▶ _Stated task_
Copy every record exactly, and keep the pictures out.

▶ _Provided records_

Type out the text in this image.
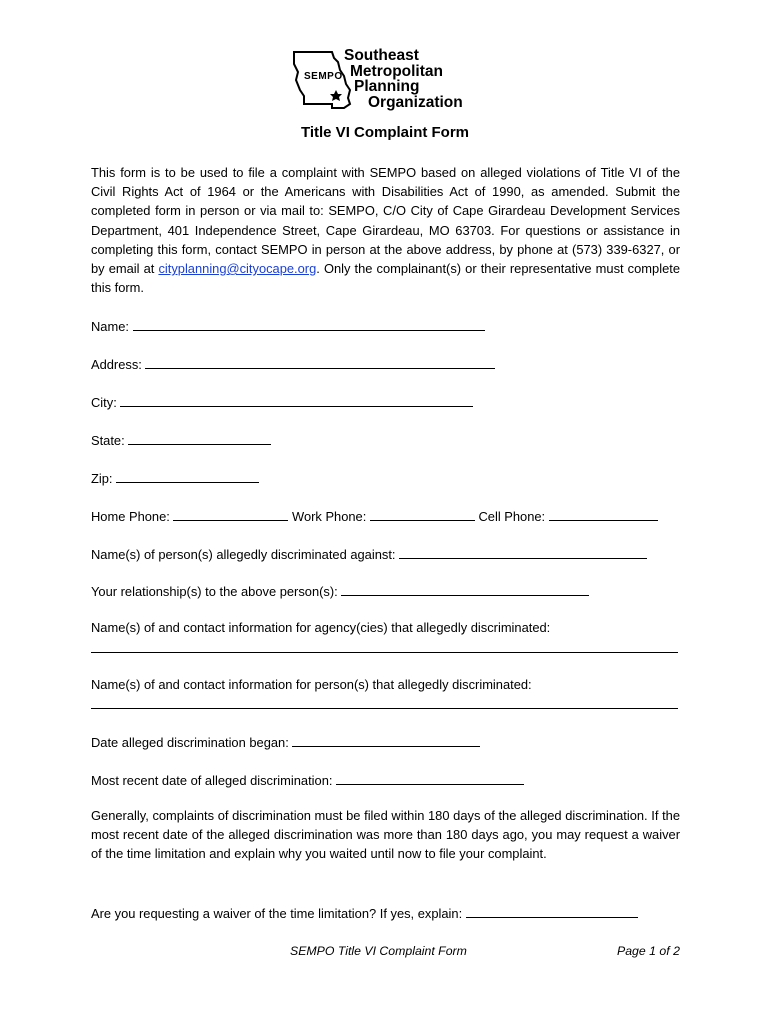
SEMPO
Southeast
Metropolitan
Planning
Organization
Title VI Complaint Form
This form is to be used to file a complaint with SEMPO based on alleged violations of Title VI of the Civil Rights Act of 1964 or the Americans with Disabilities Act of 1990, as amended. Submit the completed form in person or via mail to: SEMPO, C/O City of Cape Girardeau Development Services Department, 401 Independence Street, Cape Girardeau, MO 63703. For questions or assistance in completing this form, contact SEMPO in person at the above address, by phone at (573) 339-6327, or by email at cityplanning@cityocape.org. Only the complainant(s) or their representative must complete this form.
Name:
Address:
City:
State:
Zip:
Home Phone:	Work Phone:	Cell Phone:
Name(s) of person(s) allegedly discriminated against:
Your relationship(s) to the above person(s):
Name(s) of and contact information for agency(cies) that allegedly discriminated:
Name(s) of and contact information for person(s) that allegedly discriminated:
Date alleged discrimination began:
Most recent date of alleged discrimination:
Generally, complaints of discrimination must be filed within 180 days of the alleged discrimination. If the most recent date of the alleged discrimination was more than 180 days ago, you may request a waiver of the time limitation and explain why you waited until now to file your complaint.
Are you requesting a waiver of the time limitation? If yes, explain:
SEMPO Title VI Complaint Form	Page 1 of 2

▶ _Expected output_
Type out the text in this image.
SEMPO
Southeast
Metropolitan
Planning
Organization
Title VI Complaint Form
This form is to be used to file a complaint with SEMPO based on alleged violations of Title VI of the Civil Rights Act of 1964 or the Americans with Disabilities Act of 1990, as amended. Submit the completed form in person or via mail to: SEMPO, C/O City of Cape Girardeau Development Services Department, 401 Independence Street, Cape Girardeau, MO 63703. For questions or assistance in completing this form, contact SEMPO in person at the above address, by phone at (573) 339-6327, or by email at cityplanning@cityocape.org. Only the complainant(s) or their representative must complete this form.
Name:
Address:
City:
State:
Zip:
Home Phone:	Work Phone:	Cell Phone:
Name(s) of person(s) allegedly discriminated against:
Your relationship(s) to the above person(s):
Name(s) of and contact information for agency(cies) that allegedly discriminated:
Name(s) of and contact information for person(s) that allegedly discriminated:
Date alleged discrimination began:
Most recent date of alleged discrimination:
Generally, complaints of discrimination must be filed within 180 days of the alleged discrimination. If the most recent date of the alleged discrimination was more than 180 days ago, you may request a waiver of the time limitation and explain why you waited until now to file your complaint.
Are you requesting a waiver of the time limitation? If yes, explain:
SEMPO Title VI Complaint Form	Page 1 of 2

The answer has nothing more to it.